[What you are asked to do]: Go through the data below and gather each line containing "this".

[Listed records]:
§ §
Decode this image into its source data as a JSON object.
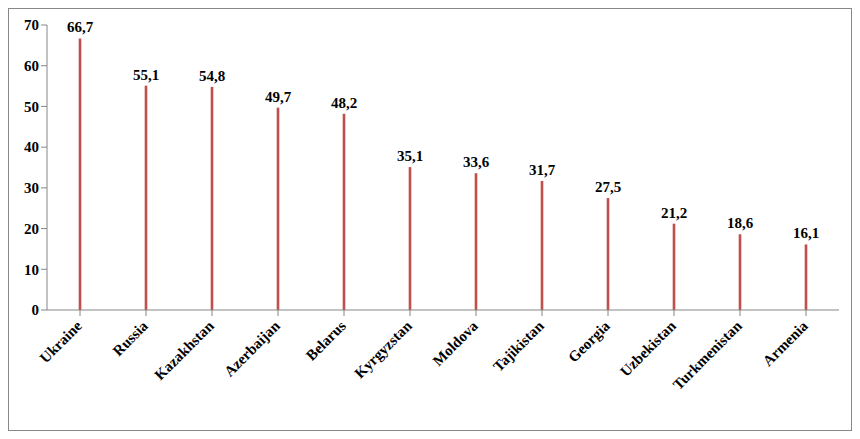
{
  "chart_data": {
    "type": "bar",
    "categories": [
      "Ukraine",
      "Russia",
      "Kazakhstan",
      "Azerbaijan",
      "Belarus",
      "Kyrgyzstan",
      "Moldova",
      "Tajikistan",
      "Georgia",
      "Uzbekistan",
      "Turkmenistan",
      "Armenia"
    ],
    "values": [
      66.7,
      55.1,
      54.8,
      49.7,
      48.2,
      35.1,
      33.6,
      31.7,
      27.5,
      21.2,
      18.6,
      16.1
    ],
    "value_labels": [
      "66,7",
      "55,1",
      "54,8",
      "49,7",
      "48,2",
      "35,1",
      "33,6",
      "31,7",
      "27,5",
      "21,2",
      "18,6",
      "16,1"
    ],
    "color": "#c0504d",
    "ylim": [
      0,
      70
    ],
    "yticks": [
      0,
      10,
      20,
      30,
      40,
      50,
      60,
      70
    ],
    "grid": false,
    "data_labels": true
  }
}
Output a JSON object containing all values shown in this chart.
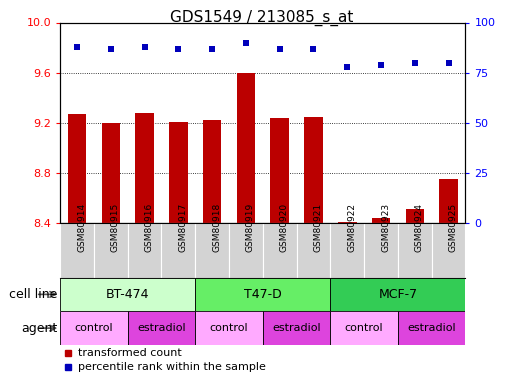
{
  "title": "GDS1549 / 213085_s_at",
  "samples": [
    "GSM80914",
    "GSM80915",
    "GSM80916",
    "GSM80917",
    "GSM80918",
    "GSM80919",
    "GSM80920",
    "GSM80921",
    "GSM80922",
    "GSM80923",
    "GSM80924",
    "GSM80925"
  ],
  "bar_values": [
    9.27,
    9.2,
    9.28,
    9.21,
    9.22,
    9.6,
    9.24,
    9.25,
    8.41,
    8.44,
    8.51,
    8.75
  ],
  "dot_values": [
    88,
    87,
    88,
    87,
    87,
    90,
    87,
    87,
    78,
    79,
    80,
    80
  ],
  "ylim_left": [
    8.4,
    10.0
  ],
  "ylim_right": [
    0,
    100
  ],
  "yticks_left": [
    8.4,
    8.8,
    9.2,
    9.6,
    10.0
  ],
  "yticks_right": [
    0,
    25,
    50,
    75,
    100
  ],
  "grid_values": [
    8.8,
    9.2,
    9.6
  ],
  "bar_color": "#bb0000",
  "dot_color": "#0000bb",
  "bar_width": 0.55,
  "cell_lines": [
    {
      "label": "BT-474",
      "start": 0,
      "end": 4,
      "color": "#ccffcc"
    },
    {
      "label": "T47-D",
      "start": 4,
      "end": 8,
      "color": "#66ee66"
    },
    {
      "label": "MCF-7",
      "start": 8,
      "end": 12,
      "color": "#33cc55"
    }
  ],
  "agents": [
    {
      "label": "control",
      "start": 0,
      "end": 2,
      "color": "#ffaaff"
    },
    {
      "label": "estradiol",
      "start": 2,
      "end": 4,
      "color": "#dd44dd"
    },
    {
      "label": "control",
      "start": 4,
      "end": 6,
      "color": "#ffaaff"
    },
    {
      "label": "estradiol",
      "start": 6,
      "end": 8,
      "color": "#dd44dd"
    },
    {
      "label": "control",
      "start": 8,
      "end": 10,
      "color": "#ffaaff"
    },
    {
      "label": "estradiol",
      "start": 10,
      "end": 12,
      "color": "#dd44dd"
    }
  ],
  "legend_bar_label": "transformed count",
  "legend_dot_label": "percentile rank within the sample",
  "cell_line_label": "cell line",
  "agent_label": "agent",
  "tick_fontsize": 8,
  "title_fontsize": 11,
  "sample_fontsize": 6.5,
  "row_fontsize": 9,
  "legend_fontsize": 8,
  "xtick_gray": "#d3d3d3",
  "border_color": "#888888"
}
§ §
[Exercise solution]:
Decode this image into its source data as a JSON object.
Output a JSON object containing all values shown in this chart.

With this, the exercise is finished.